*What is needed*. Extract all lines that hold "Range" from the records below.

(Stored items)
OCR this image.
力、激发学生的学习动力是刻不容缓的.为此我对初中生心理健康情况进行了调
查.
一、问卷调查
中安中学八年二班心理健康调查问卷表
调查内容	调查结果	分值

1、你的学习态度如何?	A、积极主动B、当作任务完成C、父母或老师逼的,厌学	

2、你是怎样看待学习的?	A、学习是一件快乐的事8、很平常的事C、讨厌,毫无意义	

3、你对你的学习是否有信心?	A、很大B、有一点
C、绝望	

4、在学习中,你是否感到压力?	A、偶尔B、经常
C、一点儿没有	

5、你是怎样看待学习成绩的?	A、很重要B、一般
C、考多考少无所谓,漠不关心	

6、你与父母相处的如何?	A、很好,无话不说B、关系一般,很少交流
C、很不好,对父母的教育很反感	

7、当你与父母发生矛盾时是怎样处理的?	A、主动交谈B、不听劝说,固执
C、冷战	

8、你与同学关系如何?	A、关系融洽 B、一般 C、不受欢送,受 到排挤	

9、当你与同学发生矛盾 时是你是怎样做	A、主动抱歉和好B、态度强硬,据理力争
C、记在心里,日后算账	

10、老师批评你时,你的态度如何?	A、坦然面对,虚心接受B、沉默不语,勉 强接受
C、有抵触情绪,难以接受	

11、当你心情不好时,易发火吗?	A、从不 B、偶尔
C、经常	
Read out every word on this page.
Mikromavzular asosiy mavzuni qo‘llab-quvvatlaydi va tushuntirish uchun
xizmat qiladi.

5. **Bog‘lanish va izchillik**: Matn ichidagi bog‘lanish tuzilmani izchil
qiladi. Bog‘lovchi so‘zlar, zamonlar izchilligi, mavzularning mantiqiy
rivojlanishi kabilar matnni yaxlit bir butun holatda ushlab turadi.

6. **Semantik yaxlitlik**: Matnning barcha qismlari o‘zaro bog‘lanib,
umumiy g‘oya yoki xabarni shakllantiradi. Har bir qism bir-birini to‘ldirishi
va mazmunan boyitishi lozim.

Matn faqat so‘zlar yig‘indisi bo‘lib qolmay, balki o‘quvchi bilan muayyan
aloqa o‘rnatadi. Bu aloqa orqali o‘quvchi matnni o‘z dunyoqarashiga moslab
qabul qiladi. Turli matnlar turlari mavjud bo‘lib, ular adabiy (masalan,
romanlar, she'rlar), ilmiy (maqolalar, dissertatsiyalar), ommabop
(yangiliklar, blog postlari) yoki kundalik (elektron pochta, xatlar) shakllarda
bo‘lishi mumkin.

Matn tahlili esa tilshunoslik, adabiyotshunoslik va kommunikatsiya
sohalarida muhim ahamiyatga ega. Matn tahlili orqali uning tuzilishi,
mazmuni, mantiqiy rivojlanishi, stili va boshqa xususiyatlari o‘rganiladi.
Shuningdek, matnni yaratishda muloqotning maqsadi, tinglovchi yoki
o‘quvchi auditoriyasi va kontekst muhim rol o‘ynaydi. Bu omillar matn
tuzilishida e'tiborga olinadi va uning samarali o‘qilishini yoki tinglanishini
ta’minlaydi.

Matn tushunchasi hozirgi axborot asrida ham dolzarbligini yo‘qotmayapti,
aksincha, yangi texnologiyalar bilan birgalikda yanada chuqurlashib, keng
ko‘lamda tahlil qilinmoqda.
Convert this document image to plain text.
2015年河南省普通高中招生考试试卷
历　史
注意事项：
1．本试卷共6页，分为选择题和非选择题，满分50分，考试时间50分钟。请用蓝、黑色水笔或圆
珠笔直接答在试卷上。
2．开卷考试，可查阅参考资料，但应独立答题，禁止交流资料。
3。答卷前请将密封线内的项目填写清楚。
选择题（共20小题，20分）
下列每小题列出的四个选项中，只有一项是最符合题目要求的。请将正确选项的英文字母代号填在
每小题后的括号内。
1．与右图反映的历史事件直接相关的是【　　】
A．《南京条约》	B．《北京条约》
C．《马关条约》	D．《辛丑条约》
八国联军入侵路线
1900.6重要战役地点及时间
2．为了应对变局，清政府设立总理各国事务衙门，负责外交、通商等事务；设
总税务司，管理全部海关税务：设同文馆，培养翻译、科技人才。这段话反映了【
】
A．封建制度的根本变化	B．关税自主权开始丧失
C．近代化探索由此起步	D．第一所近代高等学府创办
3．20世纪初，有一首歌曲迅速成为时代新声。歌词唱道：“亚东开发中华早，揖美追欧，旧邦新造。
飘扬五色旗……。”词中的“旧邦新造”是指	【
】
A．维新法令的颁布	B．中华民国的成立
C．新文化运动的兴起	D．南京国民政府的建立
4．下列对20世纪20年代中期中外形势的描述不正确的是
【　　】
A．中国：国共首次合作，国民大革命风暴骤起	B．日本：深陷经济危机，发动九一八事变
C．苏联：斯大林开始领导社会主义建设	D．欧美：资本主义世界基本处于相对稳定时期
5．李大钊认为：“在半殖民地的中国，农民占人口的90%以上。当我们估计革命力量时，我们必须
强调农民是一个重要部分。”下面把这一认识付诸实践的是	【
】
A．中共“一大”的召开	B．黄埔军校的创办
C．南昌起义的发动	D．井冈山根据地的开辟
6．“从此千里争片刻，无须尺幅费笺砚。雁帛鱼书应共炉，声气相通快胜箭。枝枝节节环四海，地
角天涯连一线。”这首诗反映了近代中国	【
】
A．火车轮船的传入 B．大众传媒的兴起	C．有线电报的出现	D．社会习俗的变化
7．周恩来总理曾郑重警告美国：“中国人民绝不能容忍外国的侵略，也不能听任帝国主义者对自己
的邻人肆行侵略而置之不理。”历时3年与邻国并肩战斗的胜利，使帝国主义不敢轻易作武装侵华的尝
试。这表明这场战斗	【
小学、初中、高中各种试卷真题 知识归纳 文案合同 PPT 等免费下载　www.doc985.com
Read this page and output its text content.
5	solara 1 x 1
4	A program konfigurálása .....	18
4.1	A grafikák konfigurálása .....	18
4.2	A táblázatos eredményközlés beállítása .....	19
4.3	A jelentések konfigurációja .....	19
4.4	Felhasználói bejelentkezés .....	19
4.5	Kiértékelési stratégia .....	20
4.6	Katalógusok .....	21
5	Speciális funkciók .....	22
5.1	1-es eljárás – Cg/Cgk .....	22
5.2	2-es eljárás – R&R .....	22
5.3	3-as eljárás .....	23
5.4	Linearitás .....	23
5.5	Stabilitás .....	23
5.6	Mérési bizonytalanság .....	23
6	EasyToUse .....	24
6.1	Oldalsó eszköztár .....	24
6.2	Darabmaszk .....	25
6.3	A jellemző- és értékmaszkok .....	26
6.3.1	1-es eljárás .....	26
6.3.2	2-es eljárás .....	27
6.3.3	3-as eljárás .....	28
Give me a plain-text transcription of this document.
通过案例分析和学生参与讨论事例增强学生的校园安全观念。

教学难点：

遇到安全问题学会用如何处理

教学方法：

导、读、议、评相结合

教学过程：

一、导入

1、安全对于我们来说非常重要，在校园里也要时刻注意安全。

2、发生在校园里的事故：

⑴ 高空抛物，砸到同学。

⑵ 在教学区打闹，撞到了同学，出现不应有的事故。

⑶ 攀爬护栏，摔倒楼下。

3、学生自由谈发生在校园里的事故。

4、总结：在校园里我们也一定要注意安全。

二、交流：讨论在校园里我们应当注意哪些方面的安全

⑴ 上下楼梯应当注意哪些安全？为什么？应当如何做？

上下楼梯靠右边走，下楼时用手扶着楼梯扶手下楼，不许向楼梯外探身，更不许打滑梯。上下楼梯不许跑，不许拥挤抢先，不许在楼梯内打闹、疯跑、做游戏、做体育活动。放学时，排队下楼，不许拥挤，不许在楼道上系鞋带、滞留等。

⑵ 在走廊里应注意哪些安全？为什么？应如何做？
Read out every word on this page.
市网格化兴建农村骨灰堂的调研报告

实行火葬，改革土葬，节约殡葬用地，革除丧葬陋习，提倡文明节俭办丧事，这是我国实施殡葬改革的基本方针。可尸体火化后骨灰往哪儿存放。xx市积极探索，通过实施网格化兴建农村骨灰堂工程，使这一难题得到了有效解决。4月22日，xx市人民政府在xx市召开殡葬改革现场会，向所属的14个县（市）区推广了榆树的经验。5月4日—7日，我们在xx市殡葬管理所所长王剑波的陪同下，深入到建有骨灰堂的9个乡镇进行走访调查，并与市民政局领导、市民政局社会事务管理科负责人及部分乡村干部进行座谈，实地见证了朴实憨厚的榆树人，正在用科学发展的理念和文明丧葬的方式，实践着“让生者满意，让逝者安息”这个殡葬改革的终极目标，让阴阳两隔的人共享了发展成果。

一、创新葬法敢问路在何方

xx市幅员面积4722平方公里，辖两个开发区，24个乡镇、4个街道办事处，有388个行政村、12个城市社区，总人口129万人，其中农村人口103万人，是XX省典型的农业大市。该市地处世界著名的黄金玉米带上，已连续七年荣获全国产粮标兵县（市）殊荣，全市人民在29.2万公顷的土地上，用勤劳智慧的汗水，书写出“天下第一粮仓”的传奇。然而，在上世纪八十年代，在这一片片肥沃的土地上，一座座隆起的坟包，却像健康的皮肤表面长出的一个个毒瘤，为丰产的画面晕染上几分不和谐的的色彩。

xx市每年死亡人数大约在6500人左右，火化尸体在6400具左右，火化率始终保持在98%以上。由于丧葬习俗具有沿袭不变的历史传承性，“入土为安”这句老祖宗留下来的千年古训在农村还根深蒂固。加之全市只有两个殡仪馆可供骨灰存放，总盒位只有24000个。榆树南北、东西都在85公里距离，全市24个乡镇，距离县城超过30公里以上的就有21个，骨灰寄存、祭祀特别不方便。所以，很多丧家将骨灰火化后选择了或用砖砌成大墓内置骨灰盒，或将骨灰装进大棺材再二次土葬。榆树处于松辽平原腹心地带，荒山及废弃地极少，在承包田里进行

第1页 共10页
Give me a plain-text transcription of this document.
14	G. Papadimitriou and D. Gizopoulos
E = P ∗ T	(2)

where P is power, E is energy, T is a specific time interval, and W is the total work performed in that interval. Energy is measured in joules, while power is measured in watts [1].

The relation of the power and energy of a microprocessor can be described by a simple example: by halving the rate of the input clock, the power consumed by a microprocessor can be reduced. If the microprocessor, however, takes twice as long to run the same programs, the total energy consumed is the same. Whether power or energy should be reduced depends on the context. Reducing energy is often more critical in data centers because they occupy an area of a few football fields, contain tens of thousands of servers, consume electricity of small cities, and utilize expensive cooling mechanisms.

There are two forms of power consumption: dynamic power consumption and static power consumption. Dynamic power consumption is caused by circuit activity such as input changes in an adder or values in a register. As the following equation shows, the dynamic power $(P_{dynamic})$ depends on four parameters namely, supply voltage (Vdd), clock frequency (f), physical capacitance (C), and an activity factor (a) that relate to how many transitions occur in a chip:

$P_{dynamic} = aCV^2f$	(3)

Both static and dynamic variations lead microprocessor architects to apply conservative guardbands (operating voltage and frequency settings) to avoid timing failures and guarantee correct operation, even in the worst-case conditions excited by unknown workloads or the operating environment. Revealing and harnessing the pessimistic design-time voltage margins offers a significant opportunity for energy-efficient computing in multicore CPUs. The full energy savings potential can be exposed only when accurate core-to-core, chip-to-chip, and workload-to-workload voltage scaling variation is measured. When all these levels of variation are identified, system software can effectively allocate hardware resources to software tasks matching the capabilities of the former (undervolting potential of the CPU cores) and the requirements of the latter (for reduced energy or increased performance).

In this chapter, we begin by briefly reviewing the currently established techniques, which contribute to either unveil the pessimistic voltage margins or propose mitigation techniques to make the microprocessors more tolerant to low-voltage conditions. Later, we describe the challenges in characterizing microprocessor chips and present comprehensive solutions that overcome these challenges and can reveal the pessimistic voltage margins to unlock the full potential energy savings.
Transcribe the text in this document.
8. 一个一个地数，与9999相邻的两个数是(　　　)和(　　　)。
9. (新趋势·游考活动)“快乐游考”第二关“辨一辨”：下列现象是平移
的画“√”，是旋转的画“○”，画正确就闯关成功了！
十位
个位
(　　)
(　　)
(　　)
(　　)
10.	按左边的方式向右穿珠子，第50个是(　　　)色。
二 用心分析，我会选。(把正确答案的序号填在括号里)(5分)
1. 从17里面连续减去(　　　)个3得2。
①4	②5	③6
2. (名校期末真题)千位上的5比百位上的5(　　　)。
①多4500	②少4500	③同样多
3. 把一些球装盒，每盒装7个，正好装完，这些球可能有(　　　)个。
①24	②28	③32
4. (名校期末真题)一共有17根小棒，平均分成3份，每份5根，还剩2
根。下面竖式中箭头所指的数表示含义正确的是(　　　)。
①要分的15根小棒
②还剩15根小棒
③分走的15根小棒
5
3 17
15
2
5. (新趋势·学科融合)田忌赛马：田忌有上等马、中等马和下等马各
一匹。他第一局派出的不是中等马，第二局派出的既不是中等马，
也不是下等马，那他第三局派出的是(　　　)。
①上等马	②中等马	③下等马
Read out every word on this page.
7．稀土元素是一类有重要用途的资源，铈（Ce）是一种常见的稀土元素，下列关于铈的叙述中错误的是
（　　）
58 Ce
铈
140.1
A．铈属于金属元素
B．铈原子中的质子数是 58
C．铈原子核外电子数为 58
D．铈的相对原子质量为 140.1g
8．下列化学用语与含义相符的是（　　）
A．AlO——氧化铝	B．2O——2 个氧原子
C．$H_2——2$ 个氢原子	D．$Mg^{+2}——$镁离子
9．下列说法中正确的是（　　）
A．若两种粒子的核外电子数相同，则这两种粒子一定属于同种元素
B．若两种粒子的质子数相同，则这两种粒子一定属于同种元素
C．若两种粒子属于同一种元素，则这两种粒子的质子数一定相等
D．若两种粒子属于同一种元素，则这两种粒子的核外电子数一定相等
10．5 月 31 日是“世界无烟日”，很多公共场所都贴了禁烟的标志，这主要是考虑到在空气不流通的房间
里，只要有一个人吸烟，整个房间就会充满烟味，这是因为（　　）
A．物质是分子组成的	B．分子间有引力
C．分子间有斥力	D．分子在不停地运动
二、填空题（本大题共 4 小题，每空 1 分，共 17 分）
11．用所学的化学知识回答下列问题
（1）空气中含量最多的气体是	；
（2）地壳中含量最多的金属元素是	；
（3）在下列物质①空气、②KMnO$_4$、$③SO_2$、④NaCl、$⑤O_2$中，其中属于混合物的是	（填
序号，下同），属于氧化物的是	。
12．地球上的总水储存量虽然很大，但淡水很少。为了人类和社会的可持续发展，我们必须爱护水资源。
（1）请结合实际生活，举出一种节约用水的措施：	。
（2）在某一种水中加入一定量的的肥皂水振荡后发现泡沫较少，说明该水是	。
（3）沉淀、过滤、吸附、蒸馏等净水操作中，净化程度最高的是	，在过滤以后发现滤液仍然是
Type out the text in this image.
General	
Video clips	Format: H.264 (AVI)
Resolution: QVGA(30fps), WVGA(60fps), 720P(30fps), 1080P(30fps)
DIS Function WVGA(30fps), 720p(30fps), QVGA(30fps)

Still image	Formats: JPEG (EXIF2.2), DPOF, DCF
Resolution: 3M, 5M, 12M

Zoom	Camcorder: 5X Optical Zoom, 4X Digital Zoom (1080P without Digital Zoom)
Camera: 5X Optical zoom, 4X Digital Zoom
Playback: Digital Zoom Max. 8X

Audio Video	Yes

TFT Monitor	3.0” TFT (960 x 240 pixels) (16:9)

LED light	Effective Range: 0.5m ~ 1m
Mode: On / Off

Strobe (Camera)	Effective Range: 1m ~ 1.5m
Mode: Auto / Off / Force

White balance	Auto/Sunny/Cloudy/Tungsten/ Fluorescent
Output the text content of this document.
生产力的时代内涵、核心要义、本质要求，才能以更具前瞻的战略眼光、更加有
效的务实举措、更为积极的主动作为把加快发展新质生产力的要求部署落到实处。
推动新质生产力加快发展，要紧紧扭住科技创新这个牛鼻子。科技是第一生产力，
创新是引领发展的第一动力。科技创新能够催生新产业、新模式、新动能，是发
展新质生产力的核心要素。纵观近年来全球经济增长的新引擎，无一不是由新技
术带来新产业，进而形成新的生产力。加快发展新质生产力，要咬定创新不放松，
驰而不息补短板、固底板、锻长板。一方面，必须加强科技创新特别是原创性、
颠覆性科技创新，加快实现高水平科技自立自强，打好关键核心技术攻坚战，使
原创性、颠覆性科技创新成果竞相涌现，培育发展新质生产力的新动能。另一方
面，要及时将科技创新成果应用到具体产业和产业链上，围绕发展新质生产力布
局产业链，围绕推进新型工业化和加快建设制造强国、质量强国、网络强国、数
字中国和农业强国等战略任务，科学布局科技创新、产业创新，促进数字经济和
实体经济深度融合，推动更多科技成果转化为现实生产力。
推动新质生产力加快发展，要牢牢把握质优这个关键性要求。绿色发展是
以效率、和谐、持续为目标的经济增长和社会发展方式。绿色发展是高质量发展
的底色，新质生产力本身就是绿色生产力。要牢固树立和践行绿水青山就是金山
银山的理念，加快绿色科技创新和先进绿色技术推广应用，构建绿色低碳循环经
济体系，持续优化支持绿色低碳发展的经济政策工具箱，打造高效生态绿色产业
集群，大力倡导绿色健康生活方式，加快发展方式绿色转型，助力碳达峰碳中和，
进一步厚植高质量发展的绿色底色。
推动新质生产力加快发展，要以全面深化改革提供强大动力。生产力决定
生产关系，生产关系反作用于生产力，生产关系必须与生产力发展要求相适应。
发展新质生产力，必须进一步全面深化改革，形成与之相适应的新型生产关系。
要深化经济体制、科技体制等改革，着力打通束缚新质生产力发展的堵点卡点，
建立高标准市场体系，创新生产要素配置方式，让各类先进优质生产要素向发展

*Answer*.
LED light	Effective Range: 0.5m ~ 1m
Strobe (Camera)	Effective Range: 1m ~ 1.5m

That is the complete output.